start
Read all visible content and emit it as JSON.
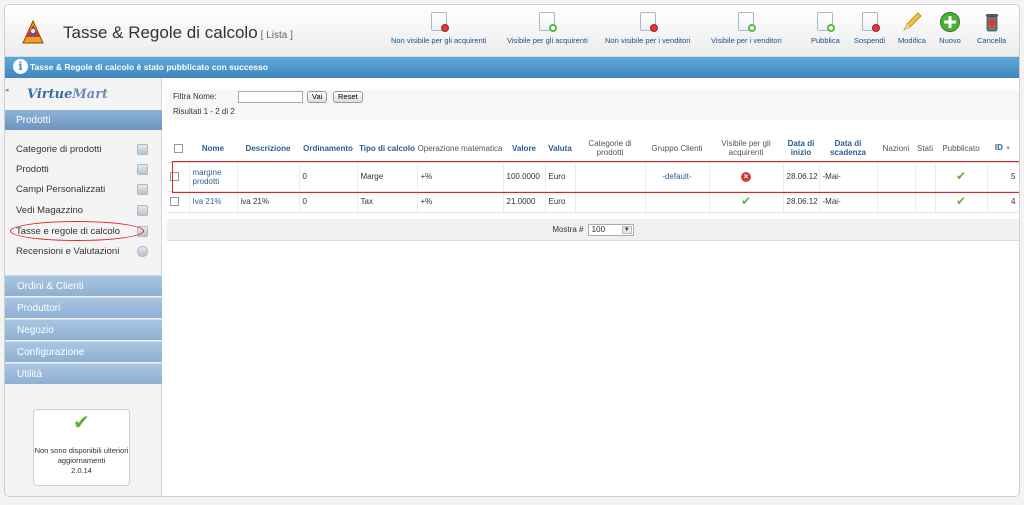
{
  "header": {
    "title": "Tasse & Regole di calcolo",
    "subtitle": "[ Lista ]"
  },
  "toolbar": [
    {
      "label": "Non visibile per gli acquirenti",
      "icon": "doc-red-dot-icon"
    },
    {
      "label": "Visibile per gli acquirenti",
      "icon": "doc-green-dot-icon"
    },
    {
      "label": "Non visibile per i venditori",
      "icon": "doc-red-dot-icon"
    },
    {
      "label": "Visibile per i venditori",
      "icon": "doc-green-dot-icon"
    },
    {
      "label": "Pubblica",
      "icon": "doc-green-dot-icon"
    },
    {
      "label": "Sospendi",
      "icon": "doc-red-dot-icon"
    },
    {
      "label": "Modifica",
      "icon": "pencil-icon"
    },
    {
      "label": "Nuovo",
      "icon": "plus-circle-icon"
    },
    {
      "label": "Cancella",
      "icon": "trash-icon"
    }
  ],
  "message": "Tasse & Regole di calcolo è stato pubblicato con successo",
  "sidebar": {
    "logo_main": "Virtue",
    "logo_accent": "Mart",
    "section_title": "Prodotti",
    "items": [
      {
        "label": "Categorie di prodotti"
      },
      {
        "label": "Prodotti"
      },
      {
        "label": "Campi Personalizzati"
      },
      {
        "label": "Vedi Magazzino"
      },
      {
        "label": "Tasse e regole di calcolo"
      },
      {
        "label": "Recensioni e Valutazioni"
      }
    ],
    "sections": [
      "Ordini & Clienti",
      "Produttori",
      "Negozio",
      "Configurazione",
      "Utilità"
    ],
    "update_box": {
      "text": "Non sono disponibili ulteriori aggiornamenti",
      "version": "2.0.14"
    }
  },
  "filter": {
    "label": "Filtra Nome:",
    "value": "",
    "go_label": "Vai",
    "reset_label": "Reset",
    "results": "Risultati 1 - 2 di 2"
  },
  "table": {
    "columns": [
      "Nome",
      "Descrizione",
      "Ordinamento",
      "Tipo di calcolo",
      "Operazione matematica",
      "Valore",
      "Valuta",
      "Categorie di prodotti",
      "Gruppo Clienti",
      "Visibile per gli acquirenti",
      "Data di inizio",
      "Data di scadenza",
      "Nazioni",
      "Stati",
      "Pubblicato",
      "ID"
    ],
    "rows": [
      {
        "name": "margine prodotti",
        "description": "",
        "order": "0",
        "calc_type": "Marge",
        "math_op": "+%",
        "value": "100.0000",
        "currency": "Euro",
        "categories": "",
        "group": "-default-",
        "visible_buyers": "no",
        "start": "28.06.12",
        "end": "-Mai-",
        "countries": "",
        "states": "",
        "published": "yes",
        "id": "5"
      },
      {
        "name": "Iva 21%",
        "description": "iva 21%",
        "order": "0",
        "calc_type": "Tax",
        "math_op": "+%",
        "value": "21.0000",
        "currency": "Euro",
        "categories": "",
        "group": "",
        "visible_buyers": "yes",
        "start": "28.06.12",
        "end": "-Mai-",
        "countries": "",
        "states": "",
        "published": "yes",
        "id": "4"
      }
    ]
  },
  "pagination": {
    "label": "Mostra #",
    "value": "100"
  }
}
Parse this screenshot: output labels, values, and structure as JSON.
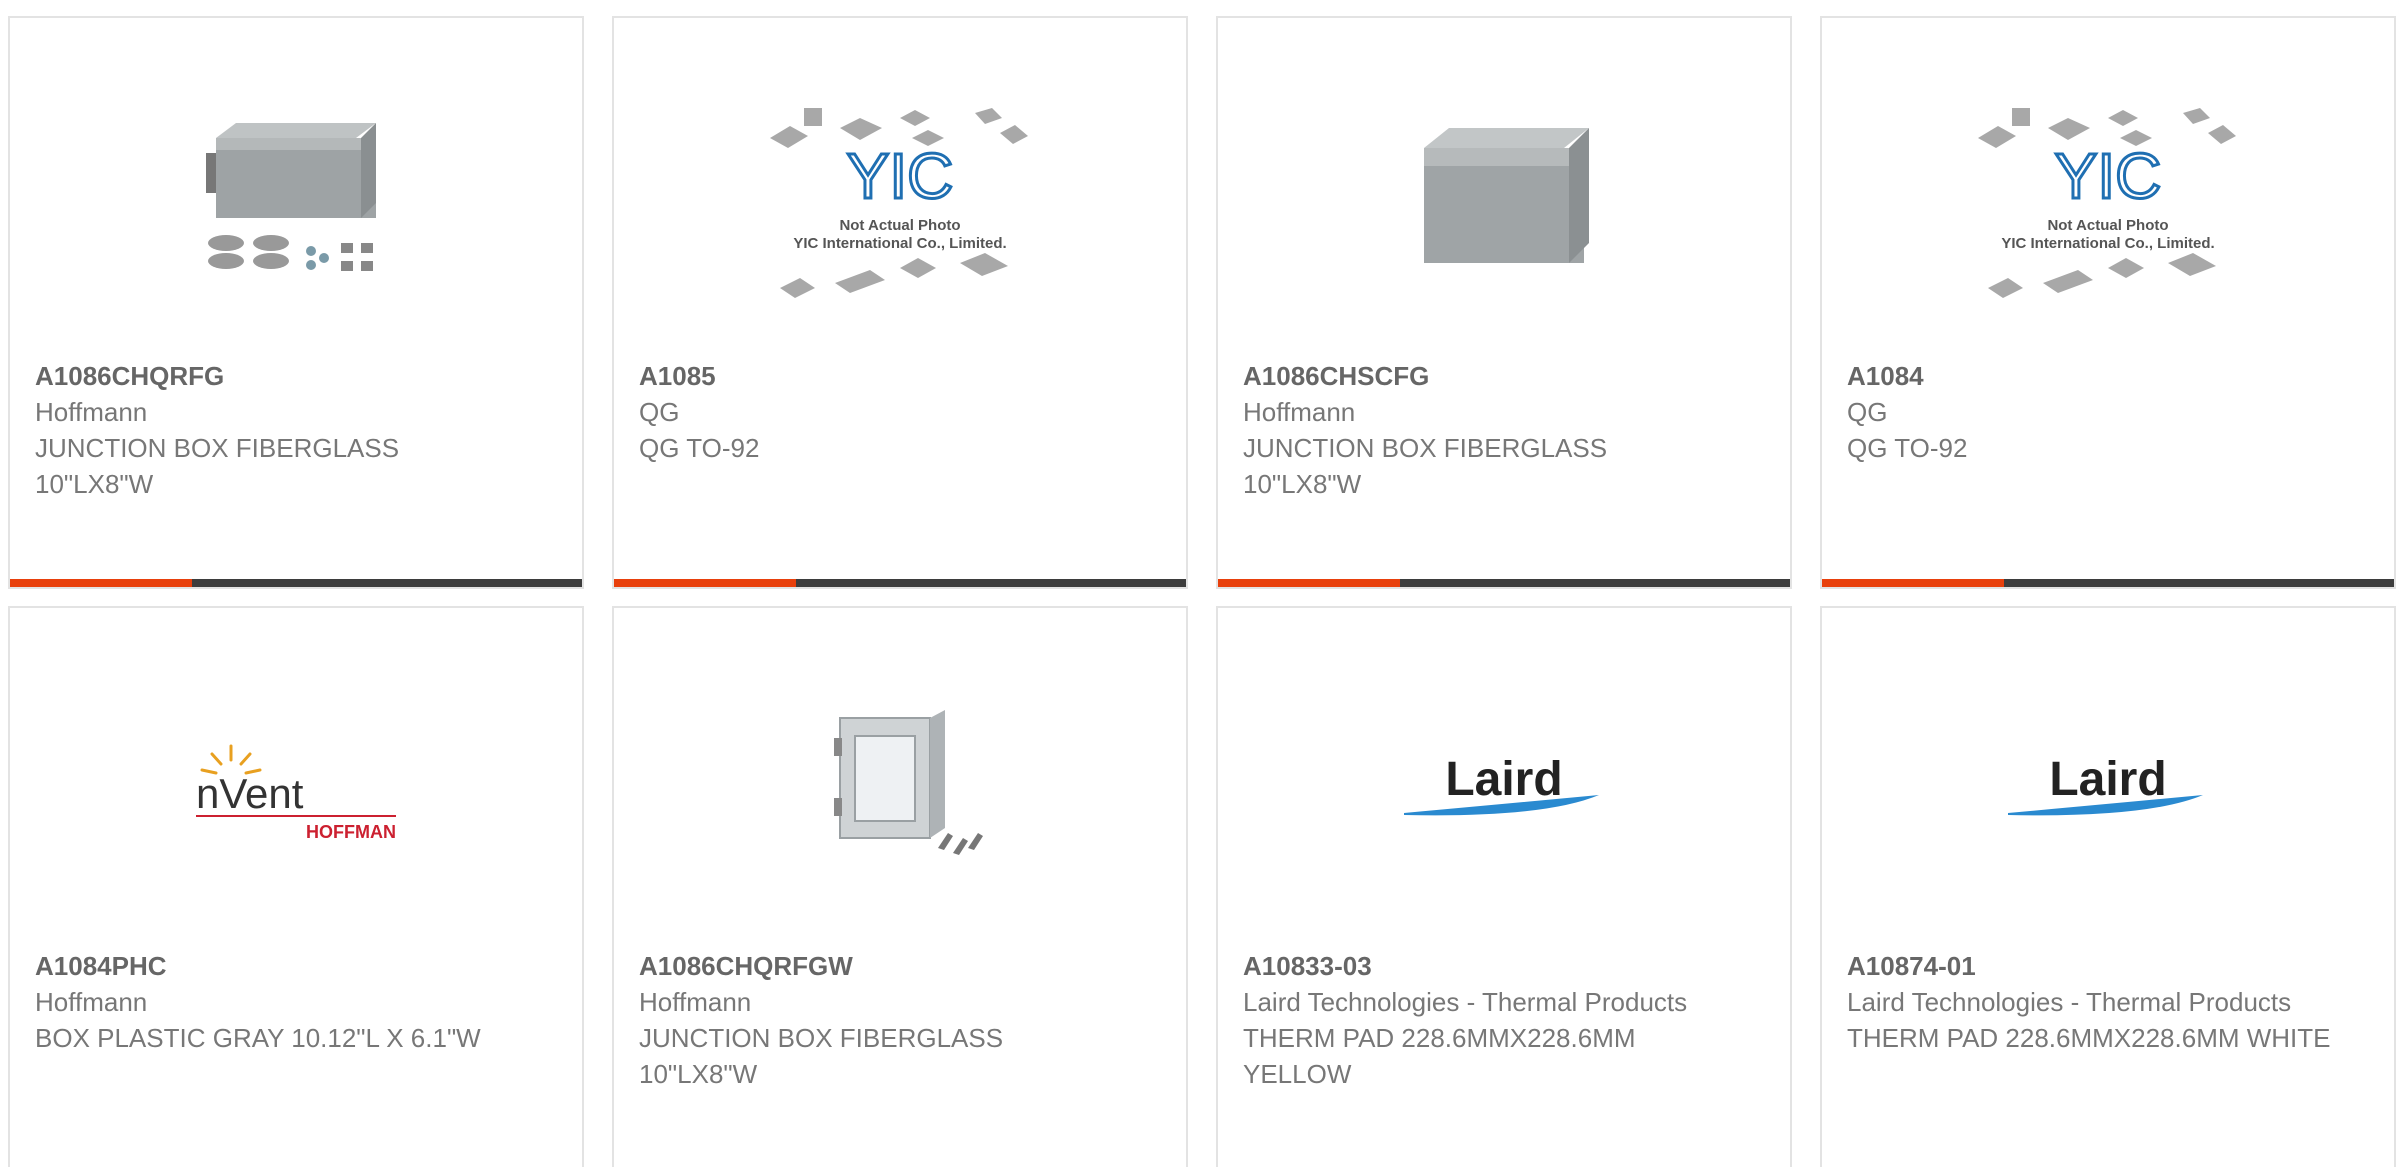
{
  "accent_color": "#e8400c",
  "bar_color": "#3d3d3d",
  "products": [
    {
      "part_number": "A1086CHQRFG",
      "manufacturer": "Hoffmann",
      "description": "JUNCTION BOX FIBERGLASS 10\"LX8\"W",
      "image": "enclosure-with-hardware-photo"
    },
    {
      "part_number": "A1085",
      "manufacturer": "QG",
      "description": "QG TO-92",
      "image": "yic-not-actual-photo",
      "image_text": {
        "brand": "YIC",
        "line1": "Not Actual Photo",
        "line2": "YIC International Co., Limited."
      }
    },
    {
      "part_number": "A1086CHSCFG",
      "manufacturer": "Hoffmann",
      "description": "JUNCTION BOX FIBERGLASS 10\"LX8\"W",
      "image": "enclosure-photo"
    },
    {
      "part_number": "A1084",
      "manufacturer": "QG",
      "description": "QG TO-92",
      "image": "yic-not-actual-photo",
      "image_text": {
        "brand": "YIC",
        "line1": "Not Actual Photo",
        "line2": "YIC International Co., Limited."
      }
    },
    {
      "part_number": "A1084PHC",
      "manufacturer": "Hoffmann",
      "description": "BOX PLASTIC GRAY 10.12\"L X 6.1\"W",
      "image": "nvent-hoffman-logo",
      "image_text": {
        "brand": "nVent",
        "sub": "HOFFMAN"
      }
    },
    {
      "part_number": "A1086CHQRFGW",
      "manufacturer": "Hoffmann",
      "description": "JUNCTION BOX FIBERGLASS 10\"LX8\"W",
      "image": "window-enclosure-photo"
    },
    {
      "part_number": "A10833-03",
      "manufacturer": "Laird Technologies - Thermal Products",
      "description": "THERM PAD 228.6MMX228.6MM YELLOW",
      "image": "laird-logo",
      "image_text": {
        "brand": "Laird"
      }
    },
    {
      "part_number": "A10874-01",
      "manufacturer": "Laird Technologies - Thermal Products",
      "description": "THERM PAD 228.6MMX228.6MM WHITE",
      "image": "laird-logo",
      "image_text": {
        "brand": "Laird"
      }
    }
  ]
}
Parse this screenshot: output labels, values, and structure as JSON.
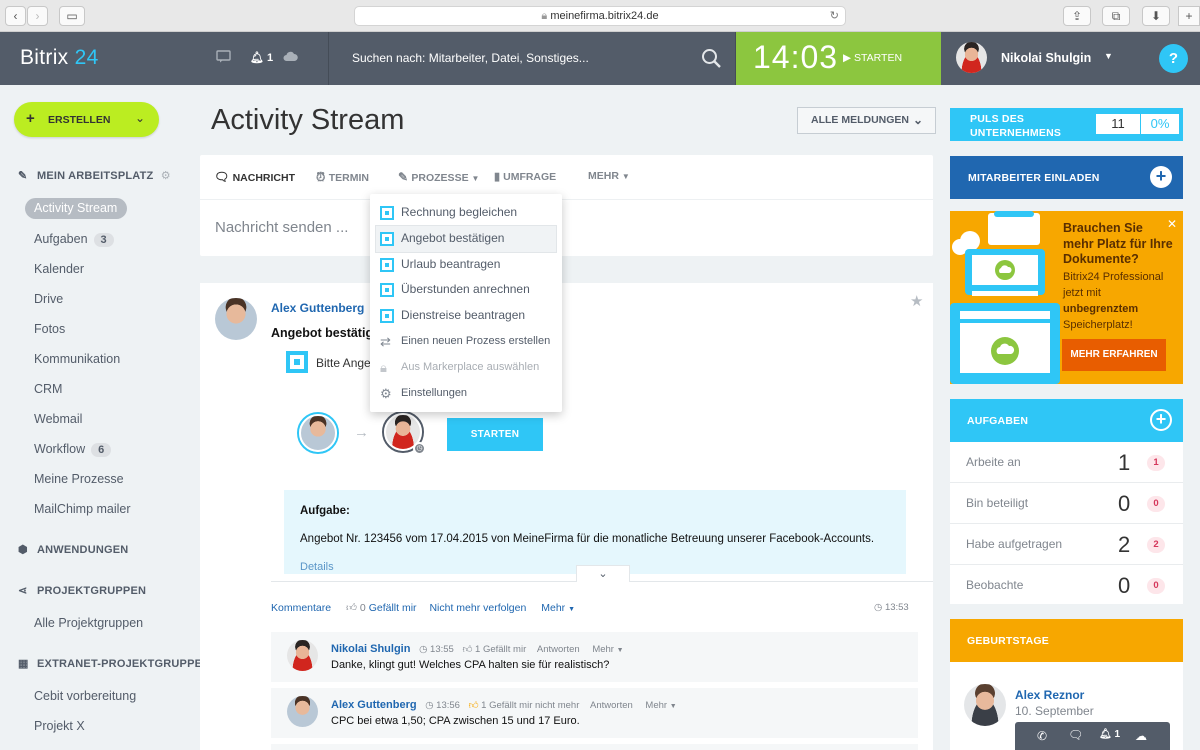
end
Working from the material above, transcribe it exactly while omitting pictures.

Read all visible content and emit it as JSON.
{
  "header": {
    "title": "Tasse & Regole di calcolo",
    "subtitle": "[ Lista ]"
  },
  "toolbar": [
    {
      "label": "Non visibile per gli acquirenti",
      "icon": "doc-red-dot-icon"
    },
    {
      "label": "Visibile per gli acquirenti",
      "icon": "doc-green-dot-icon"
    },
    {
      "label": "Non visibile per i venditori",
      "icon": "doc-red-dot-icon"
    },
    {
      "label": "Visibile per i venditori",
      "icon": "doc-green-dot-icon"
    },
    {
      "label": "Pubblica",
      "icon": "doc-green-dot-icon"
    },
    {
      "label": "Sospendi",
      "icon": "doc-red-dot-icon"
    },
    {
      "label": "Modifica",
      "icon": "pencil-icon"
    },
    {
      "label": "Nuovo",
      "icon": "plus-circle-icon"
    },
    {
      "label": "Cancella",
      "icon": "trash-icon"
    }
  ],
  "message": "Tasse & Regole di calcolo è stato pubblicato con successo",
  "sidebar": {
    "logo_main": "Virtue",
    "logo_accent": "Mart",
    "section_title": "Prodotti",
    "items": [
      {
        "label": "Categorie di prodotti"
      },
      {
        "label": "Prodotti"
      },
      {
        "label": "Campi Personalizzati"
      },
      {
        "label": "Vedi Magazzino"
      },
      {
        "label": "Tasse e regole di calcolo"
      },
      {
        "label": "Recensioni e Valutazioni"
      }
    ],
    "sections": [
      "Ordini & Clienti",
      "Produttori",
      "Negozio",
      "Configurazione",
      "Utilità"
    ],
    "update_box": {
      "text": "Non sono disponibili ulteriori aggiornamenti",
      "version": "2.0.14"
    }
  },
  "filter": {
    "label": "Filtra Nome:",
    "value": "",
    "go_label": "Vai",
    "reset_label": "Reset",
    "results": "Risultati 1 - 2 di 2"
  },
  "table": {
    "columns": [
      "Nome",
      "Descrizione",
      "Ordinamento",
      "Tipo di calcolo",
      "Operazione matematica",
      "Valore",
      "Valuta",
      "Categorie di prodotti",
      "Gruppo Clienti",
      "Visibile per gli acquirenti",
      "Data di inizio",
      "Data di scadenza",
      "Nazioni",
      "Stati",
      "Pubblicato",
      "ID"
    ],
    "rows": [
      {
        "name": "margine prodotti",
        "description": "",
        "order": "0",
        "calc_type": "Marge",
        "math_op": "+%",
        "value": "100.0000",
        "currency": "Euro",
        "categories": "",
        "group": "-default-",
        "visible_buyers": "no",
        "start": "28.06.12",
        "end": "-Mai-",
        "countries": "",
        "states": "",
        "published": "yes",
        "id": "5"
      },
      {
        "name": "Iva 21%",
        "description": "iva 21%",
        "order": "0",
        "calc_type": "Tax",
        "math_op": "+%",
        "value": "21.0000",
        "currency": "Euro",
        "categories": "",
        "group": "",
        "visible_buyers": "yes",
        "start": "28.06.12",
        "end": "-Mai-",
        "countries": "",
        "states": "",
        "published": "yes",
        "id": "4"
      }
    ]
  },
  "pagination": {
    "label": "Mostra #",
    "value": "100"
  }
}
Parse this screenshot: output labels, values, and structure as JSON.
{
  "accent_color": "#e8400c",
  "bar_color": "#3d3d3d",
  "products": [
    {
      "part_number": "A1086CHQRFG",
      "manufacturer": "Hoffmann",
      "description": "JUNCTION BOX FIBERGLASS 10\"LX8\"W",
      "image": "enclosure-with-hardware-photo"
    },
    {
      "part_number": "A1085",
      "manufacturer": "QG",
      "description": "QG TO-92",
      "image": "yic-not-actual-photo",
      "image_text": {
        "brand": "YIC",
        "line1": "Not Actual Photo",
        "line2": "YIC International Co., Limited."
      }
    },
    {
      "part_number": "A1086CHSCFG",
      "manufacturer": "Hoffmann",
      "description": "JUNCTION BOX FIBERGLASS 10\"LX8\"W",
      "image": "enclosure-photo"
    },
    {
      "part_number": "A1084",
      "manufacturer": "QG",
      "description": "QG TO-92",
      "image": "yic-not-actual-photo",
      "image_text": {
        "brand": "YIC",
        "line1": "Not Actual Photo",
        "line2": "YIC International Co., Limited."
      }
    },
    {
      "part_number": "A1084PHC",
      "manufacturer": "Hoffmann",
      "description": "BOX PLASTIC GRAY 10.12\"L X 6.1\"W",
      "image": "nvent-hoffman-logo",
      "image_text": {
        "brand": "nVent",
        "sub": "HOFFMAN"
      }
    },
    {
      "part_number": "A1086CHQRFGW",
      "manufacturer": "Hoffmann",
      "description": "JUNCTION BOX FIBERGLASS 10\"LX8\"W",
      "image": "window-enclosure-photo"
    },
    {
      "part_number": "A10833-03",
      "manufacturer": "Laird Technologies - Thermal Products",
      "description": "THERM PAD 228.6MMX228.6MM YELLOW",
      "image": "laird-logo",
      "image_text": {
        "brand": "Laird"
      }
    },
    {
      "part_number": "A10874-01",
      "manufacturer": "Laird Technologies - Thermal Products",
      "description": "THERM PAD 228.6MMX228.6MM WHITE",
      "image": "laird-logo",
      "image_text": {
        "brand": "Laird"
      }
    }
  ]
}
Parse this screenshot: output labels, values, and structure as JSON.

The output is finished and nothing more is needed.